» **TEXT PASSAGE**:
- Promotional poster for season two
- Hosted by: The Boulet Brothers
- Judges: Dracmorda Boulet; Swanthula Boulet;
- No. of contestants: 10
- Winner: Biqtch Puddin'
- Runners-up: James Majesty; Victoria Elizabeth Black;
- No. of episodes: 10

Release
- Original network: Amazon Prime (United States/United Kingdom) OutTV (Canada) SBS Viceland (Australia) WOW Presents Plus (International)
- Original release: 31 October 2017 – 16 January 2018

Season chronology
- ← Previous Season 1Next → Season 3

= The Boulet Brothers' Dragula season 2 =

Second season of 'The Boulet Brothers' Dragula'

The second season of The Boulet Brothers' Dragula premiered on October 31, 2017, and concluded on January 16, 2018. The competition was broadcast on Amazon Prime in the United States and United Kingdom, OUTtv in Canada, SBS Viceland in Australia and WOW Presents Plus streaming service in worldwide. The series featured 10 contenstants, from all over the United States, competing for the title of World's Next Drag Supermonster and a cash prize of $10,000.

» **WORK TO DO**: According to the Dragula season two overview, what were the contestants competing for? Answer in one to three sentences. The listing that comes next has no connection to the Dragula season two overview.

[Element position data]
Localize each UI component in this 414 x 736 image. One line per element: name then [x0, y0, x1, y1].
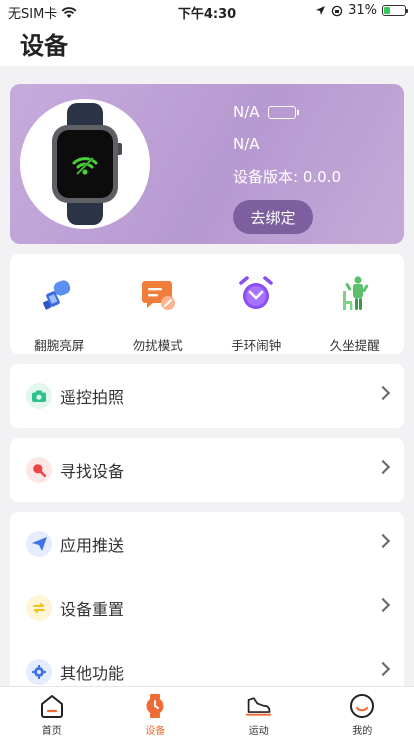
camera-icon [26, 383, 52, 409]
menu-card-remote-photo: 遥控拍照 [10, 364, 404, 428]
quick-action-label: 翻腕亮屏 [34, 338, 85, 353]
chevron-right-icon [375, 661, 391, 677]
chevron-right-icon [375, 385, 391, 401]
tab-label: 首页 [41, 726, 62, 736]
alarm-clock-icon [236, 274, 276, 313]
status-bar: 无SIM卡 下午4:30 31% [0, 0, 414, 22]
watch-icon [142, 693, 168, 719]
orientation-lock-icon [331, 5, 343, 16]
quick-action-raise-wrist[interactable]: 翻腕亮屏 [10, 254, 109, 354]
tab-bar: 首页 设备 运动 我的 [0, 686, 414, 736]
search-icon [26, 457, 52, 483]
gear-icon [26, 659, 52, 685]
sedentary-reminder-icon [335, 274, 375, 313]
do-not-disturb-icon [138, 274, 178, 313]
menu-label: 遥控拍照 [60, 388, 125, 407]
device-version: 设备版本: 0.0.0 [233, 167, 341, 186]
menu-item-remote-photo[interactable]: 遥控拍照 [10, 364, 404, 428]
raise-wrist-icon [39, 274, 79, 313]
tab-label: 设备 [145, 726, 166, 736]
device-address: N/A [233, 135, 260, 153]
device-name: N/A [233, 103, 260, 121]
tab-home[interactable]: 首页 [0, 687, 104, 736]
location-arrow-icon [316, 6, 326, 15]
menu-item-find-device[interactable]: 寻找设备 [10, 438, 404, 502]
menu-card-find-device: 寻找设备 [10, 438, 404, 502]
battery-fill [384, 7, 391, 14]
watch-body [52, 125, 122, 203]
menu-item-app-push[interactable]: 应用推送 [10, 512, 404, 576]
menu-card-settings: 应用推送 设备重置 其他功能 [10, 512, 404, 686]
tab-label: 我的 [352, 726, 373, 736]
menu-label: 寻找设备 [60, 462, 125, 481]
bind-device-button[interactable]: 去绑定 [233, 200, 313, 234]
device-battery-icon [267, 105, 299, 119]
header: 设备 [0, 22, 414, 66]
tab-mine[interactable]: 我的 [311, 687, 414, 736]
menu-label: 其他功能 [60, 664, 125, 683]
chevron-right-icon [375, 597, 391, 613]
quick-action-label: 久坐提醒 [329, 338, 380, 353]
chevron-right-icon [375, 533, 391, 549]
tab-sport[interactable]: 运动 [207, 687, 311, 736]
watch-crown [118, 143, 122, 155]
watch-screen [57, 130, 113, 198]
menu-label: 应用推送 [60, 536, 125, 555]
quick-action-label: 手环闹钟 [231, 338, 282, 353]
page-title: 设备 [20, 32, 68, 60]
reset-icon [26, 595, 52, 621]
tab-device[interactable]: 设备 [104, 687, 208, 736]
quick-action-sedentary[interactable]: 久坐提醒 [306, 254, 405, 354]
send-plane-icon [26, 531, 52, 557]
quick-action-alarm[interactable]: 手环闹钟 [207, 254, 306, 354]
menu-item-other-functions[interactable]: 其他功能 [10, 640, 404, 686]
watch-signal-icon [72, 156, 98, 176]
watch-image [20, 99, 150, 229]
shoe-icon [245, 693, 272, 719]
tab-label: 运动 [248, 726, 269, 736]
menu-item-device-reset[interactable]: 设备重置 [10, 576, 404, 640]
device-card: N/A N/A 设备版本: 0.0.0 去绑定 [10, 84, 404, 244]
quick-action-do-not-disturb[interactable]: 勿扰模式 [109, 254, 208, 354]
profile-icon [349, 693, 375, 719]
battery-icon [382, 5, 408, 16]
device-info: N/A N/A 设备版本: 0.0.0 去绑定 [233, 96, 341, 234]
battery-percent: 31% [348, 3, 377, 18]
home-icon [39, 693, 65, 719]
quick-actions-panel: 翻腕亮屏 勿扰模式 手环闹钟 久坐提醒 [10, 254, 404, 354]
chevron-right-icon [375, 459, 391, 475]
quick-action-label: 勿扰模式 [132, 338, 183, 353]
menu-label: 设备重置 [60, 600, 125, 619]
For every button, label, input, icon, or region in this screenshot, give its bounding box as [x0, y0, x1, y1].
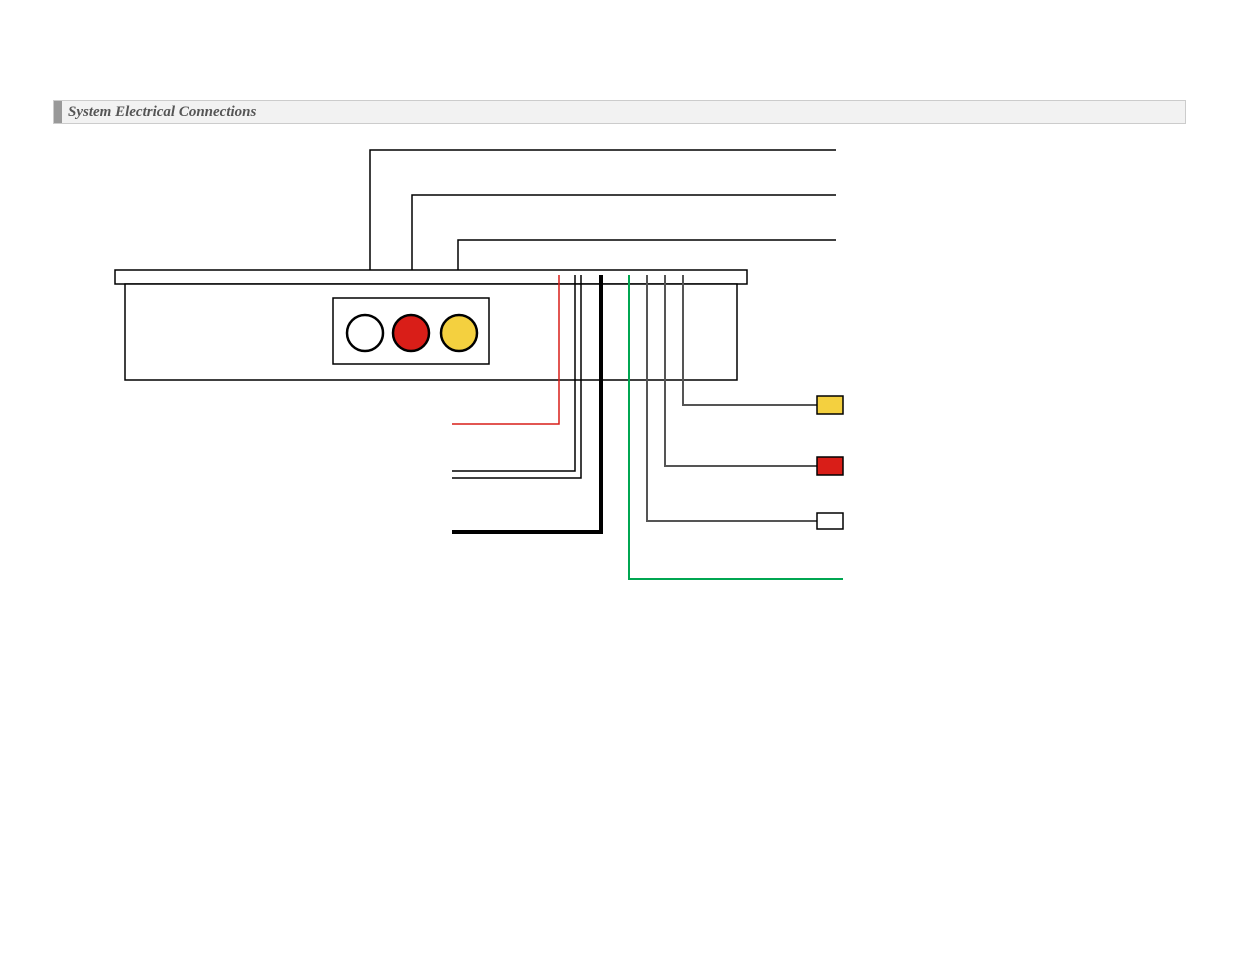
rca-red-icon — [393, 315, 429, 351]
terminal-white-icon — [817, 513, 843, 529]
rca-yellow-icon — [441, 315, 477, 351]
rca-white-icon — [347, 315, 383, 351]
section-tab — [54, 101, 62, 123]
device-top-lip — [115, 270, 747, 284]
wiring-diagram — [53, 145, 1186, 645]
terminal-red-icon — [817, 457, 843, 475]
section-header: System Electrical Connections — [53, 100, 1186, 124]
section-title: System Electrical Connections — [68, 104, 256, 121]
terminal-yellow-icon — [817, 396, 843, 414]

» **FULL ANSWER**: The 10 contestants, drawn from all over the United States, competed for the title of World's Next Drag Supermonster. They were also competing for a cash prize of $10,000.